**TASK DIRECTIONS:** Render each line of the material below as a Markdown table with the columns "No." and "Entry," giving every row a number and skipping blank lines. Leave the pictures out of the table.

(Element placement data)
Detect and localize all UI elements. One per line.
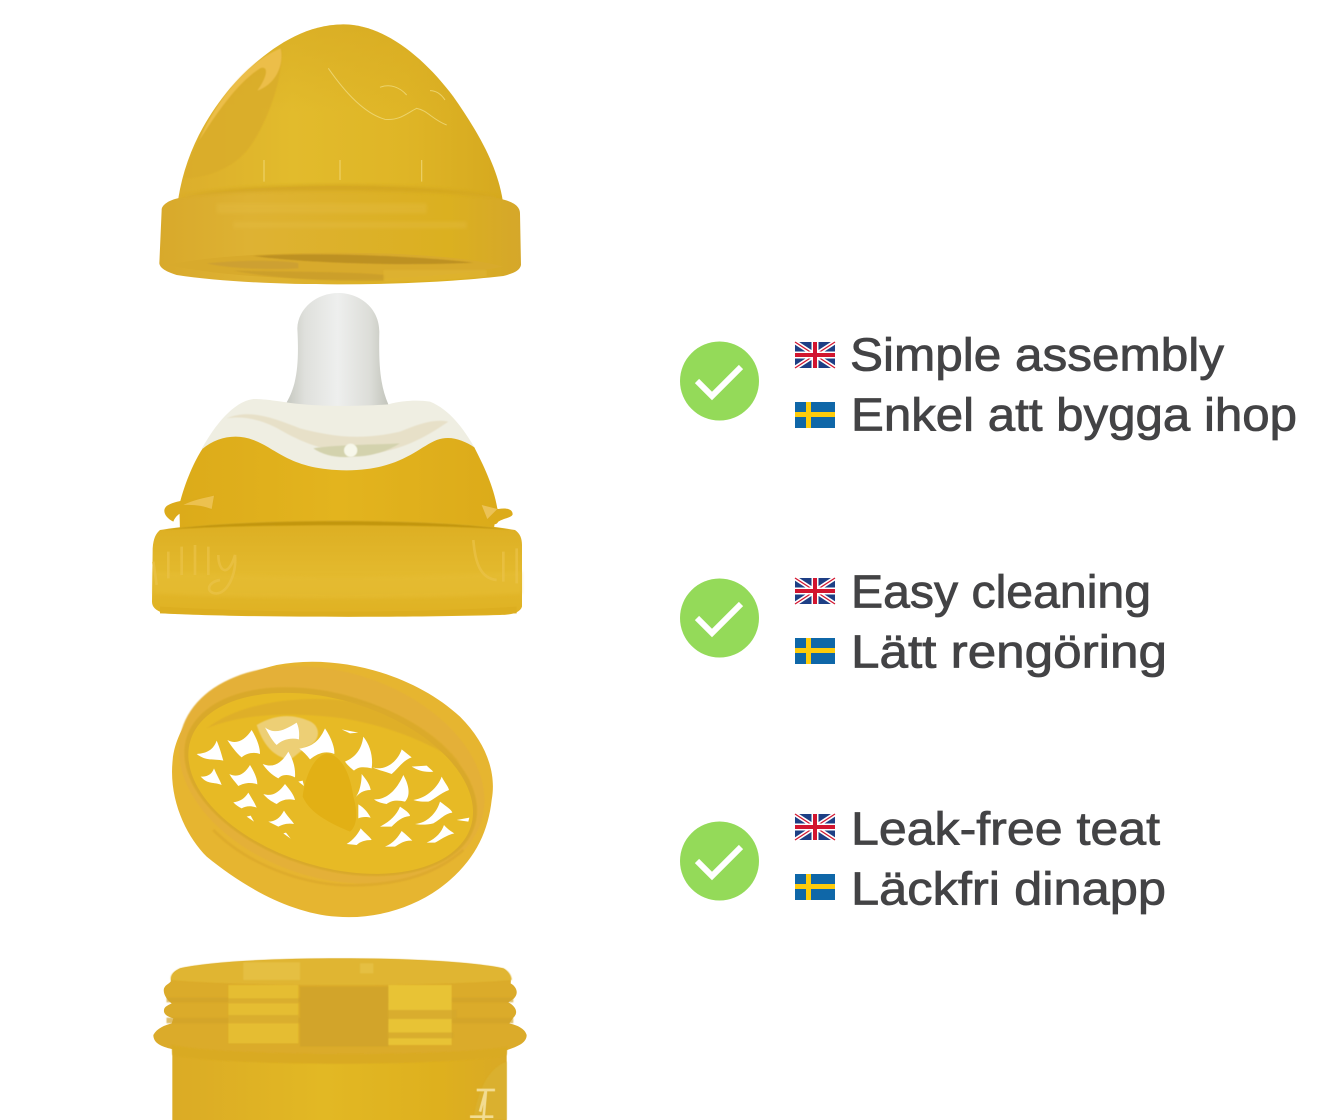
icon: UK flag bbox=[795, 814, 835, 840]
illustration: screw cap bbox=[159, 24, 521, 284]
label: Swedish: Läckfri dinapp bbox=[851, 862, 1166, 914]
label: English: Simple assembly bbox=[850, 328, 1224, 380]
icon: Swedish flag bbox=[795, 874, 835, 900]
icon: Swedish flag bbox=[795, 402, 835, 428]
feature: simple assembly bbox=[680, 328, 1297, 440]
label: Swedish: Lätt rengöring bbox=[851, 626, 1167, 678]
label: English: Easy cleaning bbox=[851, 566, 1151, 618]
icon: green check bbox=[680, 342, 759, 420]
threaded band bbox=[152, 520, 522, 617]
embossed mark bbox=[470, 1090, 495, 1120]
central stem bbox=[303, 753, 356, 832]
lugs bbox=[164, 495, 215, 522]
icon: green check bbox=[680, 822, 759, 900]
illustration: bottle neck bbox=[153, 958, 527, 1120]
icon: Swedish flag bbox=[795, 638, 835, 664]
teat bbox=[287, 293, 388, 445]
label: English: Leak-free teat bbox=[851, 802, 1160, 854]
illustration: silicone teat with collar bbox=[152, 293, 522, 617]
embossed logo bbox=[153, 545, 235, 593]
illustration: valve disc bbox=[152, 630, 512, 920]
icon: green check bbox=[680, 578, 759, 658]
feature: leak-free teat bbox=[680, 802, 1166, 914]
icon: UK flag bbox=[795, 342, 835, 368]
perforations bbox=[197, 723, 469, 847]
feature: easy cleaning bbox=[680, 566, 1167, 678]
flange bbox=[202, 399, 475, 477]
icon: UK flag bbox=[795, 578, 835, 604]
label: Swedish: Enkel att bygga ihop bbox=[851, 388, 1297, 440]
collar dome bbox=[179, 437, 497, 532]
lower rim detail bbox=[213, 830, 463, 885]
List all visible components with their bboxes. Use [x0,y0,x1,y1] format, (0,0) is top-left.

**CORRECT RESPONSE:**
| No. | Entry |
|---|---|
| 1 | Detect and localize all UI elements. One per line. |
| 2 | icon: UK flag bbox=[795, 814, 835, 840] |
| 3 | illustration: screw cap bbox=[159, 24, 521, 284] |
| 4 | label: Swedish: Läckfri dinapp bbox=[851, 862, 1166, 914] |
| 5 | label: English: Simple assembly bbox=[850, 328, 1224, 380] |
| 6 | icon: Swedish flag bbox=[795, 874, 835, 900] |
| 7 | icon: Swedish flag bbox=[795, 402, 835, 428] |
| 8 | feature: simple assembly bbox=[680, 328, 1297, 440] |
| 9 | label: Swedish: Lätt rengöring bbox=[851, 626, 1167, 678] |
| 10 | label: English: Easy cleaning bbox=[851, 566, 1151, 618] |
| 11 | icon: green check bbox=[680, 342, 759, 420] |
| 12 | threaded band bbox=[152, 520, 522, 617] |
| 13 | embossed mark bbox=[470, 1090, 495, 1120] |
| 14 | central stem bbox=[303, 753, 356, 832] |
| 15 | lugs bbox=[164, 495, 215, 522] |
| 16 | icon: green check bbox=[680, 822, 759, 900] |
| 17 | illustration: bottle neck bbox=[153, 958, 527, 1120] |
| 18 | icon: Swedish flag bbox=[795, 638, 835, 664] |
| 19 | teat bbox=[287, 293, 388, 445] |
| 20 | label: English: Leak-free teat bbox=[851, 802, 1160, 854] |
| 21 | illustration: silicone teat with collar bbox=[152, 293, 522, 617] |
| 22 | embossed logo bbox=[153, 545, 235, 593] |
| 23 | illustration: valve disc bbox=[152, 630, 512, 920] |
| 24 | icon: green check bbox=[680, 578, 759, 658] |
| 25 | feature: leak-free teat bbox=[680, 802, 1166, 914] |
| 26 | icon: UK flag bbox=[795, 342, 835, 368] |
| 27 | perforations bbox=[197, 723, 469, 847] |
| 28 | feature: easy cleaning bbox=[680, 566, 1167, 678] |
| 29 | flange bbox=[202, 399, 475, 477] |
| 30 | icon: UK flag bbox=[795, 578, 835, 604] |
| 31 | label: Swedish: Enkel att bygga ihop bbox=[851, 388, 1297, 440] |
| 32 | collar dome bbox=[179, 437, 497, 532] |
| 33 | lower rim detail bbox=[213, 830, 463, 885] |
| 34 | List all visible components with their bboxes. Use [x0,y0,x1,y1] format, (0,0) is top-left. |